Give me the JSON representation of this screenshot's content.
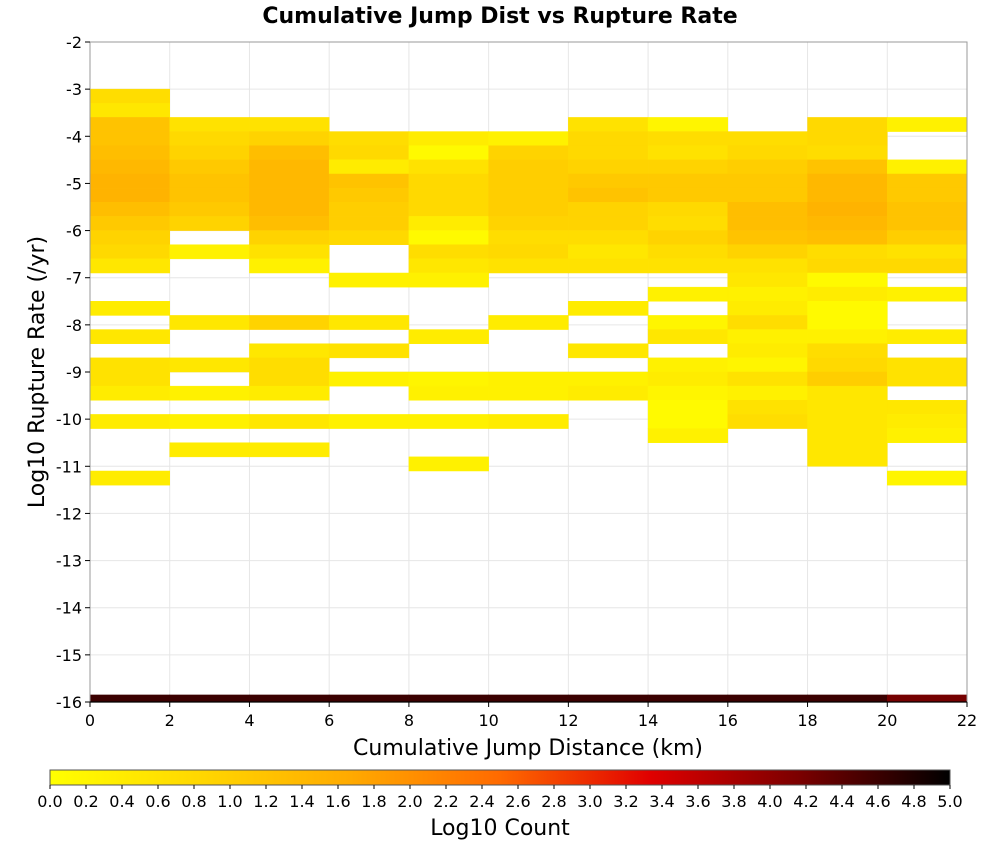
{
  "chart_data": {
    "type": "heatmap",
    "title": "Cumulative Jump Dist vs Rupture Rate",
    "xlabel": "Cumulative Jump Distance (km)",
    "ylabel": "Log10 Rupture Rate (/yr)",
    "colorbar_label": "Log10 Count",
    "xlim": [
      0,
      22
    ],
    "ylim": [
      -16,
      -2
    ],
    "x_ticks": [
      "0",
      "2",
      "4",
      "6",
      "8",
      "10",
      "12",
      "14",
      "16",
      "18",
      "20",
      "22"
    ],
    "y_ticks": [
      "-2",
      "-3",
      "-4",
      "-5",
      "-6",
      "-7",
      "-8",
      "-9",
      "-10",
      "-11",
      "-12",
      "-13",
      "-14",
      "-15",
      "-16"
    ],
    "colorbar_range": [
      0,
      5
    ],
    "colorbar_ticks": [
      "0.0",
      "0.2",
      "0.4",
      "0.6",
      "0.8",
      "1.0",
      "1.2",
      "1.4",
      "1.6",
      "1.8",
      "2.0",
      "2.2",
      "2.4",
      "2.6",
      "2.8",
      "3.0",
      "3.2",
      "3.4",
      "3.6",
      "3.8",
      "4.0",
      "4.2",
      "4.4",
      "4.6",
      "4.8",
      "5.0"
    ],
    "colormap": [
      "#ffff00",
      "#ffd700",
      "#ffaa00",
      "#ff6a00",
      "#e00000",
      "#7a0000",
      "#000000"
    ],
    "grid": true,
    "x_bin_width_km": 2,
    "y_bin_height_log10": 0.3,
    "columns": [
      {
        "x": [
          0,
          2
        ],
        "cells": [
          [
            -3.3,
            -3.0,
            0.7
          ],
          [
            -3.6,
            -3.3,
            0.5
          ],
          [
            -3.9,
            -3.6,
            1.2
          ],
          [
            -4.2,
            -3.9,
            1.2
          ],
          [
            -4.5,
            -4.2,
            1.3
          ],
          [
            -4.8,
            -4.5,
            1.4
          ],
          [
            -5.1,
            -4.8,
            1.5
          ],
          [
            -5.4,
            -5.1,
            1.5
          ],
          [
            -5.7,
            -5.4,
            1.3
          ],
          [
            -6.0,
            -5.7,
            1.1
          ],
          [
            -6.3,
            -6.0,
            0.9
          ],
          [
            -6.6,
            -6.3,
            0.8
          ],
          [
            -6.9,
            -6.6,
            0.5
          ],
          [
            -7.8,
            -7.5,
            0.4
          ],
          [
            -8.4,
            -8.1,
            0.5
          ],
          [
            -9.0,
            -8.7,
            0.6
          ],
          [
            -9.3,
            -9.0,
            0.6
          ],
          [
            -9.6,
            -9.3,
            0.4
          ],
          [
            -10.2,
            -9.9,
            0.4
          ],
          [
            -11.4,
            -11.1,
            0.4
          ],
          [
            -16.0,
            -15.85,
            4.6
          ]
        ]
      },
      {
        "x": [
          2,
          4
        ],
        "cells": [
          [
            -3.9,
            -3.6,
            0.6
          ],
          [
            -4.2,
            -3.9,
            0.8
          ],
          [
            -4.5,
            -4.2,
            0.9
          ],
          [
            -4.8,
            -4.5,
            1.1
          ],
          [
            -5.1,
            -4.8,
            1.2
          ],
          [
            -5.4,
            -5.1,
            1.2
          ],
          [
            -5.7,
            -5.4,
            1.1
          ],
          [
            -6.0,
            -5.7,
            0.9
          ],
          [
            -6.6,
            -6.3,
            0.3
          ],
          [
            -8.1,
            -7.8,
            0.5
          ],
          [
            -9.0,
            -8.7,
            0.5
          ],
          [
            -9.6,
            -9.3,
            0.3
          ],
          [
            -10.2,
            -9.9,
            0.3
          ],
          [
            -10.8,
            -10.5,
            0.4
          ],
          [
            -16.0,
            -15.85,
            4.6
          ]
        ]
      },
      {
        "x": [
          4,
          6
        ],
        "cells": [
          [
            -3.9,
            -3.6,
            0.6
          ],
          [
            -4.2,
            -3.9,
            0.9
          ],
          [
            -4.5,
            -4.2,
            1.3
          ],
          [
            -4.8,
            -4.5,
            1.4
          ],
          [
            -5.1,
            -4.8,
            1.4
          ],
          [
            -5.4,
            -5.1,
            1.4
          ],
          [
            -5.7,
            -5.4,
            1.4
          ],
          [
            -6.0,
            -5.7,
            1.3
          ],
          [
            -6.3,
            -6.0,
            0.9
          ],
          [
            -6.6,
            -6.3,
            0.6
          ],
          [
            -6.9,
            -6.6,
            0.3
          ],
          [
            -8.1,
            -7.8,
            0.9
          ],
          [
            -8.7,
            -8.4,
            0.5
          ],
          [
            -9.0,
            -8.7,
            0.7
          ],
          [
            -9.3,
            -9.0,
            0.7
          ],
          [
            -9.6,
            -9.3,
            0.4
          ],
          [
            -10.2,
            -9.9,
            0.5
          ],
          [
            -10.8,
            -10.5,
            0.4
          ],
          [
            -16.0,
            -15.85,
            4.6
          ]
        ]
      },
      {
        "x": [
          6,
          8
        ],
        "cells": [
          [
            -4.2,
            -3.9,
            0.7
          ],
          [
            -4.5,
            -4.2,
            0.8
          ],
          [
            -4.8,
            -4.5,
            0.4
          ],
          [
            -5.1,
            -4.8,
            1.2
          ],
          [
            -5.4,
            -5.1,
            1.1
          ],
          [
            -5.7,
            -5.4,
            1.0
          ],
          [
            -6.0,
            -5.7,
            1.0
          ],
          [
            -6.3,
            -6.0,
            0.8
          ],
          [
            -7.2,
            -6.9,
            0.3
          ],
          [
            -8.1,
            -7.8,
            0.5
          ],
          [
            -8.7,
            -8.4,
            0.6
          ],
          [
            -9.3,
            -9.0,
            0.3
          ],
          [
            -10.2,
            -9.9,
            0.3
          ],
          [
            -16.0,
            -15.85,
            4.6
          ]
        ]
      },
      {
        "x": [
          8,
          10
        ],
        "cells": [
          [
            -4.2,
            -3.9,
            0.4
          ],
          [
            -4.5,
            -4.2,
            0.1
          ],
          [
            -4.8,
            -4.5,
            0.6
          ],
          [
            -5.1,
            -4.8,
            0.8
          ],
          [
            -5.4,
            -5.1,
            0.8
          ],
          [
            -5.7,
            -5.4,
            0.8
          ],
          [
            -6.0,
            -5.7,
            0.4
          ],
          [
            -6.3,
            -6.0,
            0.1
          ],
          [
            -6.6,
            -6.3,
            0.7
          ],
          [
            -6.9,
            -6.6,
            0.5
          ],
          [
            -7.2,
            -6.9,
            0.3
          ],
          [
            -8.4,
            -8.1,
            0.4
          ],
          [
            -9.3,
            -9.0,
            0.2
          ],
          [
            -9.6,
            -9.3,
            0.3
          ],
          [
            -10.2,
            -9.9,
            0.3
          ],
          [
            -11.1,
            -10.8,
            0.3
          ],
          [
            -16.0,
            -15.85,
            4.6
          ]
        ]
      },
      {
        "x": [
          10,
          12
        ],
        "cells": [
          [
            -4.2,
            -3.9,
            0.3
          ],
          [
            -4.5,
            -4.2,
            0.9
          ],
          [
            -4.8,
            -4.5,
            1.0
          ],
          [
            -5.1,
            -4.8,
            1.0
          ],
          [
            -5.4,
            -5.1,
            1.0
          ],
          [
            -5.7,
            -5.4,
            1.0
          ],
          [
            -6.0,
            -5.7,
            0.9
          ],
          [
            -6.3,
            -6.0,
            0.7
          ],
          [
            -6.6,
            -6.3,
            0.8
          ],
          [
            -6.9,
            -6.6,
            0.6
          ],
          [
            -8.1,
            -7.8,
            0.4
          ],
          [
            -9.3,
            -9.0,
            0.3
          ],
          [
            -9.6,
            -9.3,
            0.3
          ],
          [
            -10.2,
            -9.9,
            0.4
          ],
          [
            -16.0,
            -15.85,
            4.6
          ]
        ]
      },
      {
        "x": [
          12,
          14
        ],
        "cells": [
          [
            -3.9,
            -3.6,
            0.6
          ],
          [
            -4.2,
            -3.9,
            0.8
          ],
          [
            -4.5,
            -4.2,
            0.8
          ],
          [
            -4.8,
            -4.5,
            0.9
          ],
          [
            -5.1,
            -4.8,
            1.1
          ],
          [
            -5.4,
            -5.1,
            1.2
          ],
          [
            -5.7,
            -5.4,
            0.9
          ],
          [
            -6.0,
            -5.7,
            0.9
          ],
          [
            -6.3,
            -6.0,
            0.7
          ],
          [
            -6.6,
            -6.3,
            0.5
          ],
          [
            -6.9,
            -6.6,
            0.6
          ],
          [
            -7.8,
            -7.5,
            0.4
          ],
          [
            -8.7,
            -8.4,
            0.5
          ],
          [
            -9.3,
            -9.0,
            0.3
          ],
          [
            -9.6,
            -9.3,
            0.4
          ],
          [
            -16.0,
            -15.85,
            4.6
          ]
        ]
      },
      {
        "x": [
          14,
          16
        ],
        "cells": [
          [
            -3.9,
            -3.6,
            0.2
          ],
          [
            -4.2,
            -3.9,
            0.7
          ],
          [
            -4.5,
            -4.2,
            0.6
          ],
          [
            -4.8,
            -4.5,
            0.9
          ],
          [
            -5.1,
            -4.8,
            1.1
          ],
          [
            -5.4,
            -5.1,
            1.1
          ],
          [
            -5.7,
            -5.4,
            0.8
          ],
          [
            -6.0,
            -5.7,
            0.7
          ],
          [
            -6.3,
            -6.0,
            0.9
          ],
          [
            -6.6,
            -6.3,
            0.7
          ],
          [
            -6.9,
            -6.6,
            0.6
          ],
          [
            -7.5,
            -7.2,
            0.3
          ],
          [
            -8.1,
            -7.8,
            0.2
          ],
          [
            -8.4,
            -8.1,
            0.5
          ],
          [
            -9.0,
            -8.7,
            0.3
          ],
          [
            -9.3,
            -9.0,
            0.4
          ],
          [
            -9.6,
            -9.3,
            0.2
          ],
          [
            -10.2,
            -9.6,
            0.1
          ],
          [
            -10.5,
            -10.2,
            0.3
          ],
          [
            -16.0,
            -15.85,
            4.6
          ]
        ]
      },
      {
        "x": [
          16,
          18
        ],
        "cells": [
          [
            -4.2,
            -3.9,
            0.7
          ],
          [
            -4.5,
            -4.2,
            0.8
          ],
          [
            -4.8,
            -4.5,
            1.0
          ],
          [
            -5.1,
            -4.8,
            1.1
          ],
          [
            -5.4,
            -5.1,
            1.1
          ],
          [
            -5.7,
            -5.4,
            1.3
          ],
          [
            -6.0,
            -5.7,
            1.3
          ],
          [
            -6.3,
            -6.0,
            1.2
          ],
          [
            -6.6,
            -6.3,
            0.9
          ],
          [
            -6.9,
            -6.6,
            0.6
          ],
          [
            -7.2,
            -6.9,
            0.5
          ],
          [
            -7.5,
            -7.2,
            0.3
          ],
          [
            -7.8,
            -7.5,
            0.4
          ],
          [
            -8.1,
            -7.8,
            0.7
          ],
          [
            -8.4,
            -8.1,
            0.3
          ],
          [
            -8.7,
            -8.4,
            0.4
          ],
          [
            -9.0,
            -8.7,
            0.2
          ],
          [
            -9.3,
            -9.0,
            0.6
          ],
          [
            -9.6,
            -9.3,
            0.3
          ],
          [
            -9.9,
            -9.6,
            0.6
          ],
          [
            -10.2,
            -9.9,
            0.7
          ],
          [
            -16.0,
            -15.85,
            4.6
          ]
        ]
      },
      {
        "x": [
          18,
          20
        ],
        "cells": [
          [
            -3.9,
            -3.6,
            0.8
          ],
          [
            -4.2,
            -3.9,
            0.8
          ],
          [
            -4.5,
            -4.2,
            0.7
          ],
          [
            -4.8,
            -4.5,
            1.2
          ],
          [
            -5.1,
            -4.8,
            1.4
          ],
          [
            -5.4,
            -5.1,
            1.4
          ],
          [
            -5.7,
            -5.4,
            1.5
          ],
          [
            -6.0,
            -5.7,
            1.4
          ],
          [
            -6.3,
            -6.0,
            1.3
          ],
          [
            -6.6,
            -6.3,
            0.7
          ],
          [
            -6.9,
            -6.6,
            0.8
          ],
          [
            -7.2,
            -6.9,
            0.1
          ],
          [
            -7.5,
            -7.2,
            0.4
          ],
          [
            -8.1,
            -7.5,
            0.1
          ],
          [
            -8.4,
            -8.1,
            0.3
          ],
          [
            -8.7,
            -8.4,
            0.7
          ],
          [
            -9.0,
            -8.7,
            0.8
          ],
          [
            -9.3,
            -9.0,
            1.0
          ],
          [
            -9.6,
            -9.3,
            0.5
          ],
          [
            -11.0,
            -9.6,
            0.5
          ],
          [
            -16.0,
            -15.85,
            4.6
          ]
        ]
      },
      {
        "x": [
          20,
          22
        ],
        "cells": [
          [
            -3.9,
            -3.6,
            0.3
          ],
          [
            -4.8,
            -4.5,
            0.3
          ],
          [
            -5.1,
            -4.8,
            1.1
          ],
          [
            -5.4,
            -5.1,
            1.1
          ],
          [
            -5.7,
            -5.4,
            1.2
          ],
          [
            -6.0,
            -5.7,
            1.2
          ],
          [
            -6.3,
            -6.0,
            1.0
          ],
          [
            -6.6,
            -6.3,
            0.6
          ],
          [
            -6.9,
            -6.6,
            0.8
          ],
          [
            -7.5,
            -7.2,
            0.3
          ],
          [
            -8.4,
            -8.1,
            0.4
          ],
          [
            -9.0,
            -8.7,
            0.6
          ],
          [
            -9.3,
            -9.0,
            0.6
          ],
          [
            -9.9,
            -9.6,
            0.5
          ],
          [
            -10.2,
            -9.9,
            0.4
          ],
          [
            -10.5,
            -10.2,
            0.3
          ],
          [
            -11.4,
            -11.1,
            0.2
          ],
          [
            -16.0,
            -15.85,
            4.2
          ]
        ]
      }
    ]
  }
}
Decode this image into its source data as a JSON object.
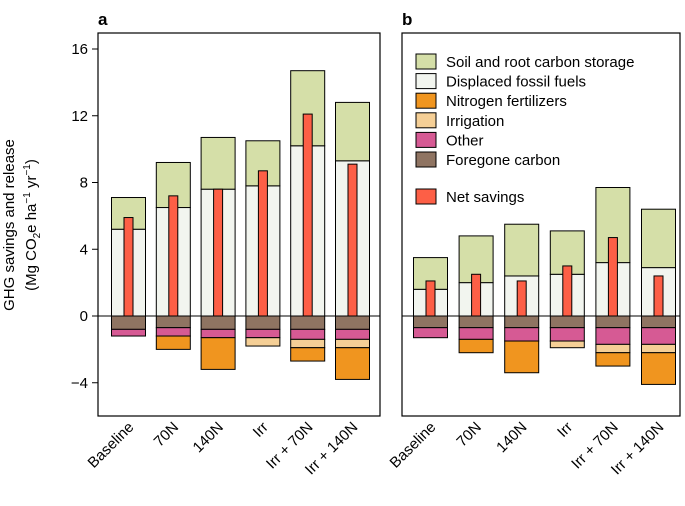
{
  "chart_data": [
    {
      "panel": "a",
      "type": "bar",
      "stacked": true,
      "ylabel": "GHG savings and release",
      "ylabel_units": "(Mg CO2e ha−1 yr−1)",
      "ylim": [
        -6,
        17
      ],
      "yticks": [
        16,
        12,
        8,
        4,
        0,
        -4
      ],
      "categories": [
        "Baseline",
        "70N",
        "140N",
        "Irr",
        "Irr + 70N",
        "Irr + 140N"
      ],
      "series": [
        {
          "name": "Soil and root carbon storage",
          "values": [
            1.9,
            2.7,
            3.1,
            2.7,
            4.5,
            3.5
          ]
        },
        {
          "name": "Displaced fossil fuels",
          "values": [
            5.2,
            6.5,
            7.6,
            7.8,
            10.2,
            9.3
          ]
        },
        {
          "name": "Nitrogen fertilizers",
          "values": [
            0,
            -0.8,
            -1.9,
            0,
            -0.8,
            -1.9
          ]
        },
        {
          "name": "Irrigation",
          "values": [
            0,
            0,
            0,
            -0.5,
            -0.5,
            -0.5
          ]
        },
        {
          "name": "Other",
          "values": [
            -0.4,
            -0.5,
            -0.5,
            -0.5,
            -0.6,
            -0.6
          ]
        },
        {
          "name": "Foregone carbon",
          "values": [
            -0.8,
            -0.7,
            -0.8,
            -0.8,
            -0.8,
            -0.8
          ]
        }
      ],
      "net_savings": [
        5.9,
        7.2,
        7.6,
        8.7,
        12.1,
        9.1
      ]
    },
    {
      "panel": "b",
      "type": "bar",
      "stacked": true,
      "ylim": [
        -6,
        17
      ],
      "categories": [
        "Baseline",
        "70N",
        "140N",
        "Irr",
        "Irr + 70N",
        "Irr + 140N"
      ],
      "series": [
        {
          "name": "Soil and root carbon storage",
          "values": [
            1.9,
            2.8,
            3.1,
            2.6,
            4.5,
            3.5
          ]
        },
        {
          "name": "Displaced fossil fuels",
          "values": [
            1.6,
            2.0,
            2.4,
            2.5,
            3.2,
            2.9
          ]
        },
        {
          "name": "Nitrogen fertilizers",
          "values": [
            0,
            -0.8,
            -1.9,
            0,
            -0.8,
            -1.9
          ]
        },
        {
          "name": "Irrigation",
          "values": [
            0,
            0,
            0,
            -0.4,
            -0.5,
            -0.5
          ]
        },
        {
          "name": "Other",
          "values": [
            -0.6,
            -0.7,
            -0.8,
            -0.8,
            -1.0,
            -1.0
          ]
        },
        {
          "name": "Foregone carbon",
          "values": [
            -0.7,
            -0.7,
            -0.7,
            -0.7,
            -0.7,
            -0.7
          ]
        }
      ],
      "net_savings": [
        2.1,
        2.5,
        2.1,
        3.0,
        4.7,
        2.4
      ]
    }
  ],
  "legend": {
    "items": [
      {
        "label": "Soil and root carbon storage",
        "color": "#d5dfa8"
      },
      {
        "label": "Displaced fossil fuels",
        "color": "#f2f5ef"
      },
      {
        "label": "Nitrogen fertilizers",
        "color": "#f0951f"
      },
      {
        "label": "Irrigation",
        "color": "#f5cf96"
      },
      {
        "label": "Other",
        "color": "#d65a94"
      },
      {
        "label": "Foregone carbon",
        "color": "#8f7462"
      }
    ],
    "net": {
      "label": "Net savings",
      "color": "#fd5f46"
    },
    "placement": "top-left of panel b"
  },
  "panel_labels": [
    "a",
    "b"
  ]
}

::::

> **WHAT YOU ARE ASKED TO DO**: For this exercise, gather every line of the data that contains the word "Jump".

> **OUTPUT OF THE TASK**:
    "title": "Cumulative Jump Dist vs Rupture Rate",
    "xlabel": "Cumulative Jump Distance (km)",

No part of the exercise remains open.